- AIM: Quote all of the data that follows exactly as written, skipping the images.

** START **

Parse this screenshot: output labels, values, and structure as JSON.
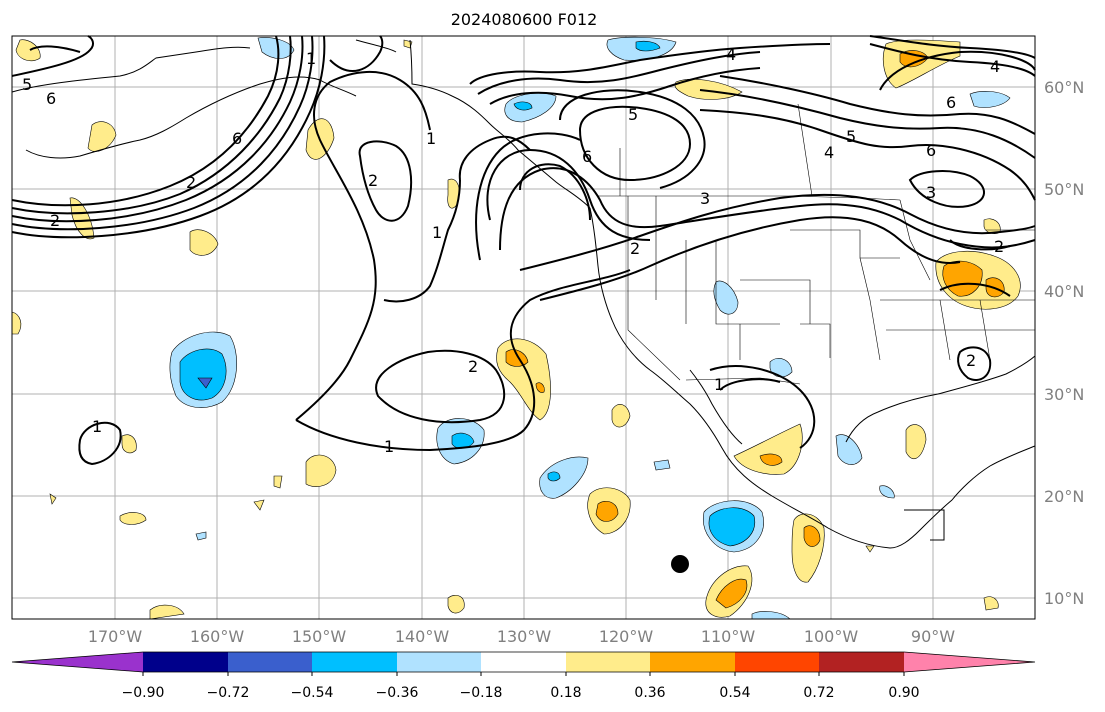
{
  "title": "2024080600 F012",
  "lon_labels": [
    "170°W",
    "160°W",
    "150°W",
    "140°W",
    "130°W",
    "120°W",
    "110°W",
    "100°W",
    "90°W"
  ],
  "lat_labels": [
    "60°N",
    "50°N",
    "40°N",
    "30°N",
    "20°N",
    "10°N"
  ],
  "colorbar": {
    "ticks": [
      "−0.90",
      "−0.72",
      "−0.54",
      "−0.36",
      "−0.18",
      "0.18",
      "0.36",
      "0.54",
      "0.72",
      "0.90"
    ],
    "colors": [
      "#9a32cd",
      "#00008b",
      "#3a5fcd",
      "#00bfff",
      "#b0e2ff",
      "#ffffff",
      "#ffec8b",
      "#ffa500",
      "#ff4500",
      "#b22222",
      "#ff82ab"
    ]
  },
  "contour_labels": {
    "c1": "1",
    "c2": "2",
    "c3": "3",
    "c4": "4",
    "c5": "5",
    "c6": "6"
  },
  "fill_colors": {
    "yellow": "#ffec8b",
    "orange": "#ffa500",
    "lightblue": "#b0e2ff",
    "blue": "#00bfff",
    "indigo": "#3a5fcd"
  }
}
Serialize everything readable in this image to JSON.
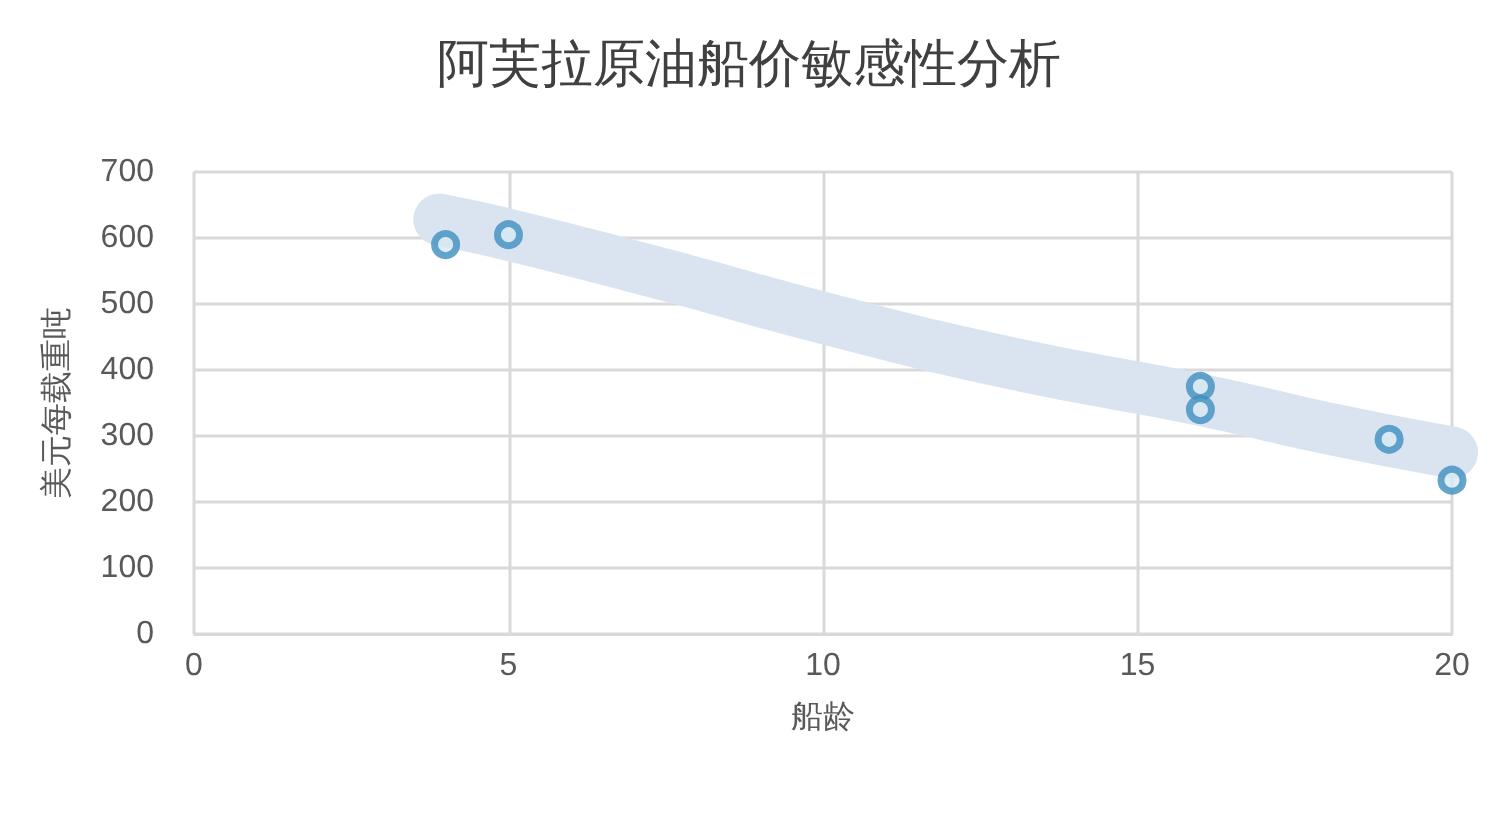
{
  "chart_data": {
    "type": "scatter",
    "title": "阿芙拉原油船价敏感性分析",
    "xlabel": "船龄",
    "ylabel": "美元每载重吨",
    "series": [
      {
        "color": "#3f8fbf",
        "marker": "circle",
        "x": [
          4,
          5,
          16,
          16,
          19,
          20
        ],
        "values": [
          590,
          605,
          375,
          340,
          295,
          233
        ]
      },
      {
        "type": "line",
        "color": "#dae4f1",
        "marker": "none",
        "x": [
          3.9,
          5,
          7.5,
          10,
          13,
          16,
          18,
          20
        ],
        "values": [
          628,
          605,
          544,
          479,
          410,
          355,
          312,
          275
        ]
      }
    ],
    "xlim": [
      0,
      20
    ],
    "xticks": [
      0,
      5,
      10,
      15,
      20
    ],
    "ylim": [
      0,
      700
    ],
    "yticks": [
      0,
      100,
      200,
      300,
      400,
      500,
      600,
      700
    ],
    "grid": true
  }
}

** END **

- EXPECTED ANSWER:
Parse this screenshot: output labels, values, and structure as JSON.
{
  "title": "2024080600 F012",
  "lon_labels": [
    "170°W",
    "160°W",
    "150°W",
    "140°W",
    "130°W",
    "120°W",
    "110°W",
    "100°W",
    "90°W"
  ],
  "lat_labels": [
    "60°N",
    "50°N",
    "40°N",
    "30°N",
    "20°N",
    "10°N"
  ],
  "colorbar": {
    "ticks": [
      "−0.90",
      "−0.72",
      "−0.54",
      "−0.36",
      "−0.18",
      "0.18",
      "0.36",
      "0.54",
      "0.72",
      "0.90"
    ],
    "colors": [
      "#9a32cd",
      "#00008b",
      "#3a5fcd",
      "#00bfff",
      "#b0e2ff",
      "#ffffff",
      "#ffec8b",
      "#ffa500",
      "#ff4500",
      "#b22222",
      "#ff82ab"
    ]
  },
  "contour_labels": {
    "c1": "1",
    "c2": "2",
    "c3": "3",
    "c4": "4",
    "c5": "5",
    "c6": "6"
  },
  "fill_colors": {
    "yellow": "#ffec8b",
    "orange": "#ffa500",
    "lightblue": "#b0e2ff",
    "blue": "#00bfff",
    "indigo": "#3a5fcd"
  }
}
Serialize everything readable in this image to JSON.
{
  "chart_data": {
    "type": "scatter",
    "title": "阿芙拉原油船价敏感性分析",
    "xlabel": "船龄",
    "ylabel": "美元每载重吨",
    "series": [
      {
        "color": "#3f8fbf",
        "marker": "circle",
        "x": [
          4,
          5,
          16,
          16,
          19,
          20
        ],
        "values": [
          590,
          605,
          375,
          340,
          295,
          233
        ]
      },
      {
        "type": "line",
        "color": "#dae4f1",
        "marker": "none",
        "x": [
          3.9,
          5,
          7.5,
          10,
          13,
          16,
          18,
          20
        ],
        "values": [
          628,
          605,
          544,
          479,
          410,
          355,
          312,
          275
        ]
      }
    ],
    "xlim": [
      0,
      20
    ],
    "xticks": [
      0,
      5,
      10,
      15,
      20
    ],
    "ylim": [
      0,
      700
    ],
    "yticks": [
      0,
      100,
      200,
      300,
      400,
      500,
      600,
      700
    ],
    "grid": true
  }
}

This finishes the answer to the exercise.